■ Task prompt ■
Reproduce the entries below exactly, but leave the pictures out.

■ Exercise materials ■
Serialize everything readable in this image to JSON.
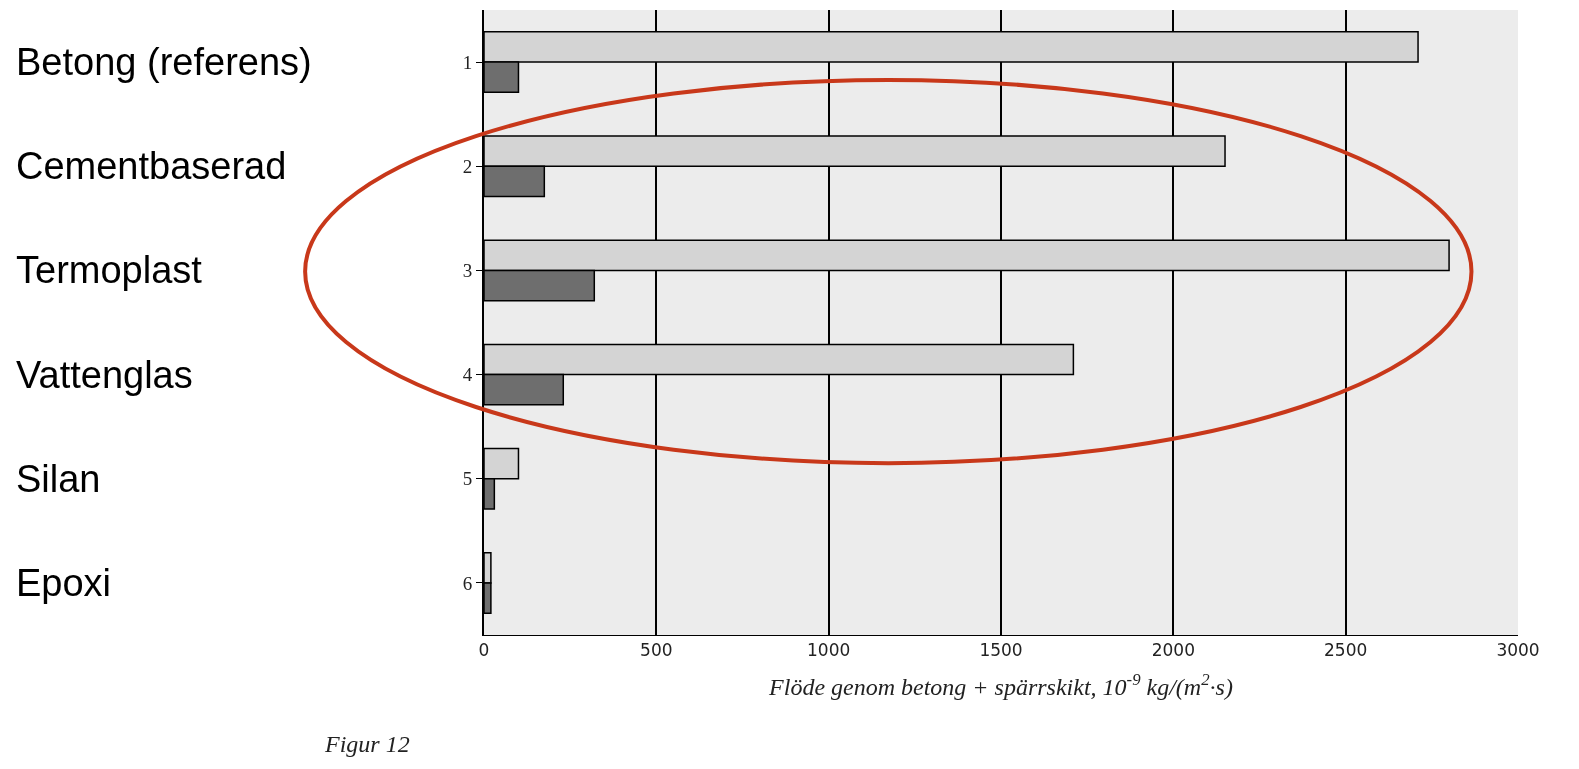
{
  "chart_data": {
    "type": "bar",
    "orientation": "horizontal",
    "categories": [
      "1",
      "2",
      "3",
      "4",
      "5",
      "6"
    ],
    "series": [
      {
        "color": "#d4d4d4",
        "values": [
          2710,
          2150,
          2800,
          1710,
          100,
          20
        ]
      },
      {
        "color": "#6e6e6e",
        "values": [
          100,
          175,
          320,
          230,
          30,
          20
        ]
      }
    ],
    "xlim": [
      0,
      3000
    ],
    "xticks": [
      0,
      500,
      1000,
      1500,
      2000,
      2500,
      3000
    ],
    "grid": "x",
    "xlabel": "Flöde genom betong + spärrskikt, 10$^{-9}$ kg/(m$^{2}$·s)",
    "annotations": [
      "Betong (referens)",
      "Cementbaserad",
      "Termoplast",
      "Vattenglas",
      "Silan",
      "Epoxi",
      "Figur 12"
    ]
  }
}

■ Result for this task ■
Serialize everything readable in this image to JSON.
{
  "chart_data": {
    "type": "bar",
    "orientation": "horizontal",
    "categories": [
      "1",
      "2",
      "3",
      "4",
      "5",
      "6"
    ],
    "series": [
      {
        "color": "#d4d4d4",
        "values": [
          2710,
          2150,
          2800,
          1710,
          100,
          20
        ]
      },
      {
        "color": "#6e6e6e",
        "values": [
          100,
          175,
          320,
          230,
          30,
          20
        ]
      }
    ],
    "xlim": [
      0,
      3000
    ],
    "xticks": [
      0,
      500,
      1000,
      1500,
      2000,
      2500,
      3000
    ],
    "grid": "x",
    "xlabel": "Flöde genom betong + spärrskikt, 10$^{-9}$ kg/(m$^{2}$·s)",
    "annotations": [
      "Betong (referens)",
      "Cementbaserad",
      "Termoplast",
      "Vattenglas",
      "Silan",
      "Epoxi",
      "Figur 12"
    ]
  }
}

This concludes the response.